━━━ Information provided ━━━
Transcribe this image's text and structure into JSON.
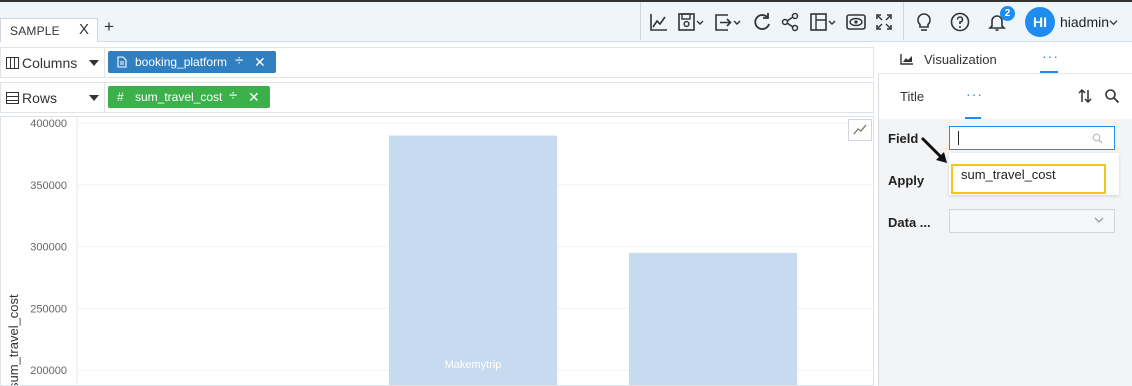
{
  "topbar": {
    "tab_label": "SAMPLE",
    "close_glyph": "X",
    "add_glyph": "+",
    "notification_count": "2",
    "avatar_initials": "HI",
    "username": "hiadmin",
    "icons": [
      "line-chart-icon",
      "save-icon",
      "export-icon",
      "refresh-icon",
      "share-icon",
      "layout-icon",
      "preview-icon",
      "fullscreen-icon",
      "bulb-icon",
      "help-icon",
      "bell-icon"
    ]
  },
  "shelves": {
    "columns": {
      "label": "Columns",
      "pill": "booking_platform",
      "pill_color": "#2f7fc1"
    },
    "rows": {
      "label": "Rows",
      "pill": "sum_travel_cost",
      "pill_color": "#3cb04a"
    }
  },
  "chart_data": {
    "type": "bar",
    "categories": [
      "",
      "Makemytrip",
      ""
    ],
    "values": [
      null,
      390000,
      295000
    ],
    "ylabel": "sum_travel_cost",
    "yticks": [
      "400000",
      "350000",
      "300000",
      "250000",
      "200000"
    ],
    "visible_ylim": [
      188000,
      405000
    ],
    "bar_color": "#c7dbf0",
    "category_label_visible": "Makemytrip"
  },
  "panel": {
    "visualization_label": "Visualization",
    "more_glyph": "···",
    "title_tab": "Title",
    "dots_tab": "···",
    "field_label": "Field",
    "apply_label": "Apply",
    "data_label": "Data ...",
    "field_option": "sum_travel_cost",
    "accent": "#1f8cf0",
    "highlight_color": "#f5c518"
  }
}
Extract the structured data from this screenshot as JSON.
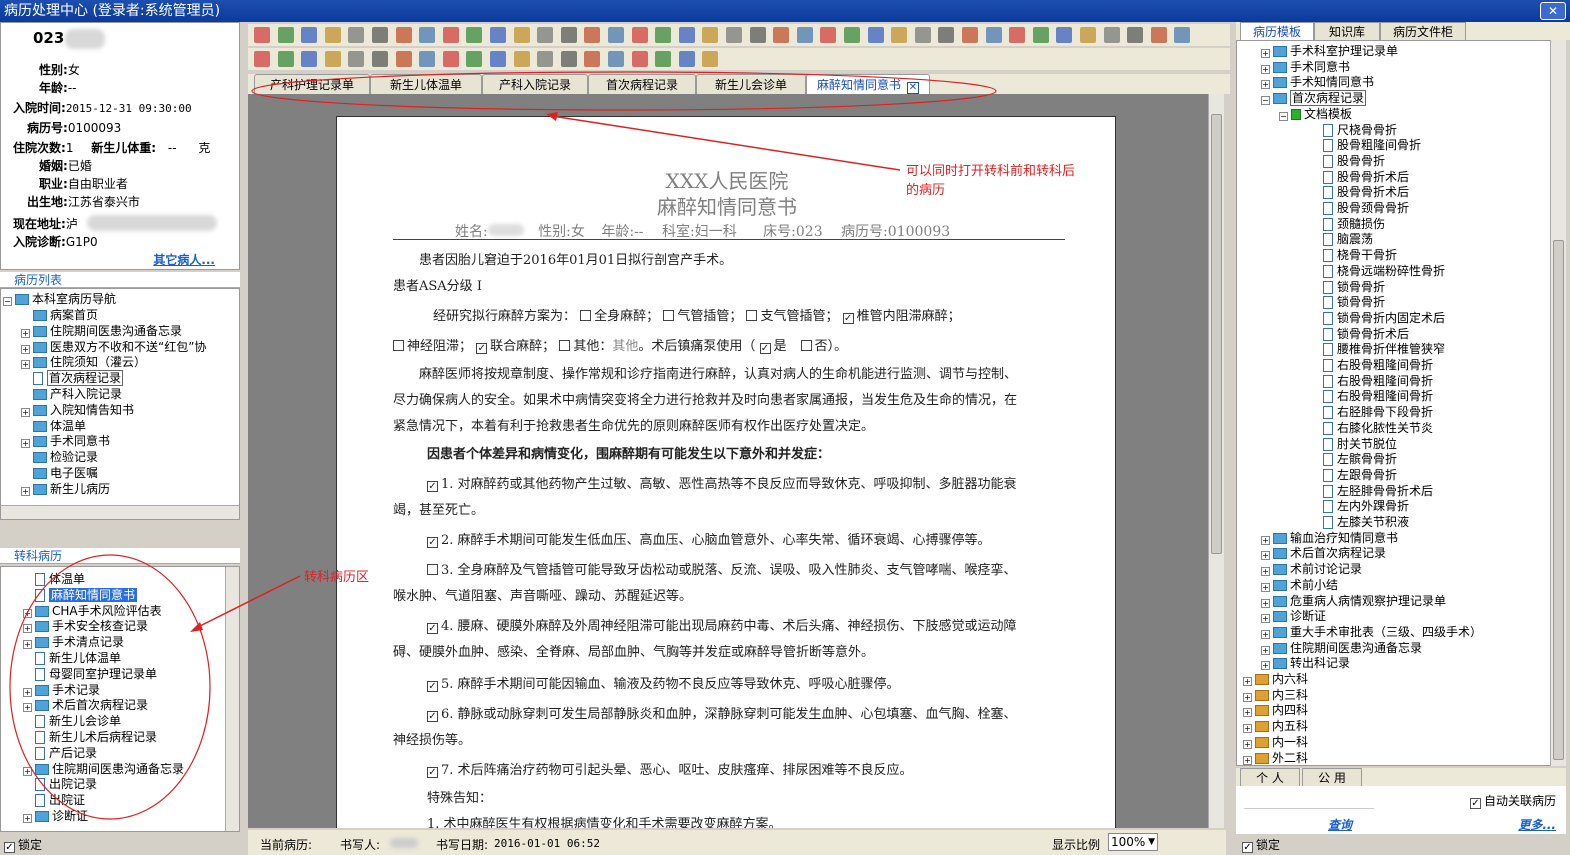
{
  "window": {
    "title": "病历处理中心   (登录者:系统管理员)",
    "close_label": "✕"
  },
  "patient": {
    "bed": "023",
    "gender_label": "性别:",
    "gender": "女",
    "age_label": "年龄:",
    "age": "--",
    "admit_time_label": "入院时间:",
    "admit_time": "2015-12-31 09:30:00",
    "record_no_label": "病历号:",
    "record_no": "0100093",
    "visits_label": "住院次数:",
    "visits": "1",
    "newborn_weight_label": "新生儿体重:",
    "newborn_weight": "--",
    "weight_unit": "克",
    "marital_label": "婚姻:",
    "marital": "已婚",
    "job_label": "职业:",
    "job": "自由职业者",
    "birthplace_label": "出生地:",
    "birthplace": "江苏省泰兴市",
    "address_label": "现在地址:",
    "address": "泸",
    "diagnosis_label": "入院诊断:",
    "diagnosis": "G1P0",
    "other_patient": "其它病人..."
  },
  "doc_list": {
    "header": "病历列表",
    "root": "本科室病历导航",
    "items": [
      {
        "label": "病案首页",
        "expand": ""
      },
      {
        "label": "住院期间医患沟通备忘录",
        "expand": "+"
      },
      {
        "label": "医患双方不收和不送“红包”协",
        "expand": "+"
      },
      {
        "label": "住院须知（灌云）",
        "expand": "+"
      },
      {
        "label": "首次病程记录",
        "expand": ""
      },
      {
        "label": "产科入院记录",
        "expand": ""
      },
      {
        "label": "入院知情告知书",
        "expand": "+"
      },
      {
        "label": "体温单",
        "expand": ""
      },
      {
        "label": "手术同意书",
        "expand": "+"
      },
      {
        "label": "检验记录",
        "expand": ""
      },
      {
        "label": "电子医嘱",
        "expand": ""
      },
      {
        "label": "新生儿病历",
        "expand": "+"
      }
    ]
  },
  "transfer_list": {
    "header": "转科病历",
    "items": [
      {
        "label": "体温单",
        "expand": ""
      },
      {
        "label": "麻醉知情同意书",
        "expand": "",
        "selected": true
      },
      {
        "label": "CHA手术风险评估表",
        "expand": "+"
      },
      {
        "label": "手术安全核查记录",
        "expand": "+"
      },
      {
        "label": "手术清点记录",
        "expand": "+"
      },
      {
        "label": "新生儿体温单",
        "expand": ""
      },
      {
        "label": "母婴同室护理记录单",
        "expand": ""
      },
      {
        "label": "手术记录",
        "expand": "+"
      },
      {
        "label": "术后首次病程记录",
        "expand": "+"
      },
      {
        "label": "新生儿会诊单",
        "expand": ""
      },
      {
        "label": "新生儿术后病程记录",
        "expand": ""
      },
      {
        "label": "产后记录",
        "expand": ""
      },
      {
        "label": "住院期间医患沟通备忘录",
        "expand": "+"
      },
      {
        "label": "出院记录",
        "expand": ""
      },
      {
        "label": "出院证",
        "expand": ""
      },
      {
        "label": "诊断证",
        "expand": "+"
      }
    ]
  },
  "lock_label": "锁定",
  "tabs": [
    {
      "label": "产科护理记录单"
    },
    {
      "label": "新生儿体温单"
    },
    {
      "label": "产科入院记录"
    },
    {
      "label": "首次病程记录"
    },
    {
      "label": "新生儿会诊单"
    },
    {
      "label": "麻醉知情同意书",
      "active": true
    }
  ],
  "tab_close": "✕",
  "document": {
    "hospital": "XXX人民医院",
    "title": "麻醉知情同意书",
    "name_label": "姓名:",
    "name": "",
    "gender_label": "性别:",
    "gender": "女",
    "age_label": "年龄:",
    "age": "--",
    "dept_label": "科室:",
    "dept": "妇一科",
    "bed_label": "床号:",
    "bed": "023",
    "record_label": "病历号:",
    "record": "0100093",
    "p1": "患者因胎儿窘迫于2016年01月01日拟行剖宫产手术。",
    "p2": "患者ASA分级  Ⅰ",
    "plan_intro": "经研究拟行麻醉方案为：",
    "opt_general": "全身麻醉",
    "opt_tube": "气管插管",
    "opt_bronch": "支气管插管",
    "opt_spinal": "椎管内阻滞麻醉",
    "opt_nerve": "神经阻滞",
    "opt_combined": "联合麻醉",
    "opt_other_label": "其他：",
    "opt_other": "其他",
    "analgesia": "。术后镇痛泵使用（",
    "yes": "是",
    "no": "否）。",
    "para1a": "麻醉医师将按规章制度、操作常规和诊疗指南进行麻醉，认真对病人的生命机能进行监测、调节与控制、",
    "para1b": "尽力确保病人的安全。如果术中病情突变将全力进行抢救并及时向患者家属通报，当发生危及生命的情况，在",
    "para1c": "紧急情况下，本着有利于抢救患者生命优先的原则麻醉医师有权作出医疗处置决定。",
    "risk_head": "因患者个体差异和病情变化，围麻醉期有可能发生以下意外和并发症：",
    "r1a": "1. 对麻醉药或其他药物产生过敏、高敏、恶性高热等不良反应而导致休克、呼吸抑制、多脏器功能衰",
    "r1b": "竭，甚至死亡。",
    "r2": "2. 麻醉手术期间可能发生低血压、高血压、心脑血管意外、心率失常、循环衰竭、心搏骤停等。",
    "r3a": "3. 全身麻醉及气管插管可能导致牙齿松动或脱落、反流、误吸、吸入性肺炎、支气管哮喘、喉痉挛、",
    "r3b": "喉水肿、气道阻塞、声音嘶哑、躁动、苏醒延迟等。",
    "r4a": "4. 腰麻、硬膜外麻醉及外周神经阻滞可能出现局麻药中毒、术后头痛、神经损伤、下肢感觉或运动障",
    "r4b": "碍、硬膜外血肿、感染、全脊麻、局部血肿、气胸等并发症或麻醉导管折断等意外。",
    "r5": "5. 麻醉手术期间可能因输血、输液及药物不良反应等导致休克、呼吸心脏骤停。",
    "r6a": "6. 静脉或动脉穿刺可发生局部静脉炎和血肿，深静脉穿刺可能发生血肿、心包填塞、血气胸、栓塞、",
    "r6b": "神经损伤等。",
    "r7": "7. 术后阵痛治疗药物可引起头晕、恶心、呕吐、皮肤瘙痒、排尿困难等不良反应。",
    "special": "特殊告知：",
    "s1": "1. 术中麻醉医生有权根据病情变化和手术需要改变麻醉方案。"
  },
  "status": {
    "current_label": "当前病历:",
    "writer_label": "书写人:",
    "date_label": "书写日期:",
    "date": "2016-01-01 06:52",
    "zoom_label": "显示比例",
    "zoom": "100%"
  },
  "right_tabs": [
    {
      "label": "病历模板",
      "active": true
    },
    {
      "label": "知识库"
    },
    {
      "label": "病历文件柜"
    }
  ],
  "template_tree": {
    "top": [
      {
        "label": "手术科室护理记录单"
      },
      {
        "label": "手术同意书"
      },
      {
        "label": "手术知情同意书"
      },
      {
        "label": "首次病程记录",
        "open": true
      }
    ],
    "sub_folder": "文档模板",
    "leaves": [
      "尺桡骨骨折",
      "股骨粗隆间骨折",
      "股骨骨折",
      "股骨骨折术后",
      "股骨骨折术后",
      "股骨颈骨骨折",
      "颈髓损伤",
      "脑震荡",
      "桡骨干骨折",
      "桡骨远端粉碎性骨折",
      "锁骨骨折",
      "锁骨骨折",
      "锁骨骨折内固定术后",
      "锁骨骨折术后",
      "腰椎骨折伴椎管狭窄",
      "右股骨粗隆间骨折",
      "右股骨粗隆间骨折",
      "右股骨粗隆间骨折",
      "右胫腓骨下段骨折",
      "右膝化脓性关节炎",
      "肘关节脱位",
      "左髌骨骨折",
      "左跟骨骨折",
      "左胫腓骨骨折术后",
      "左内外踝骨折",
      "左膝关节积液"
    ],
    "bottom": [
      {
        "label": "输血治疗知情同意书"
      },
      {
        "label": "术后首次病程记录"
      },
      {
        "label": "术前讨论记录"
      },
      {
        "label": "术前小结"
      },
      {
        "label": "危重病人病情观察护理记录单"
      },
      {
        "label": "诊断证"
      },
      {
        "label": "重大手术审批表（三级、四级手术）"
      },
      {
        "label": "住院期间医患沟通备忘录"
      },
      {
        "label": "转出科记录"
      }
    ],
    "depts": [
      "内六科",
      "内三科",
      "内四科",
      "内五科",
      "内一科",
      "外二科"
    ]
  },
  "scope_tabs": [
    {
      "label": "个 人"
    },
    {
      "label": "公 用"
    }
  ],
  "auto_link": "自动关联病历",
  "search": "查询",
  "more": "更多...",
  "annotations": {
    "a1_line1": "可以同时打开转科前和转科后",
    "a1_line2": "的病历",
    "a2": "转科病历区"
  },
  "colors": {
    "accent": "#1a5fd0",
    "annotation": "#e02020",
    "title_bar": "#0a3a9c",
    "selection": "#2a6fe0"
  }
}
━━━
● **Exercise directions**: Go through the material and copy out every line with "this" in it.

● **Solution**:
Transcribe this image's text and structure into JSON.
Extract the structured data from this screenshot as JSON.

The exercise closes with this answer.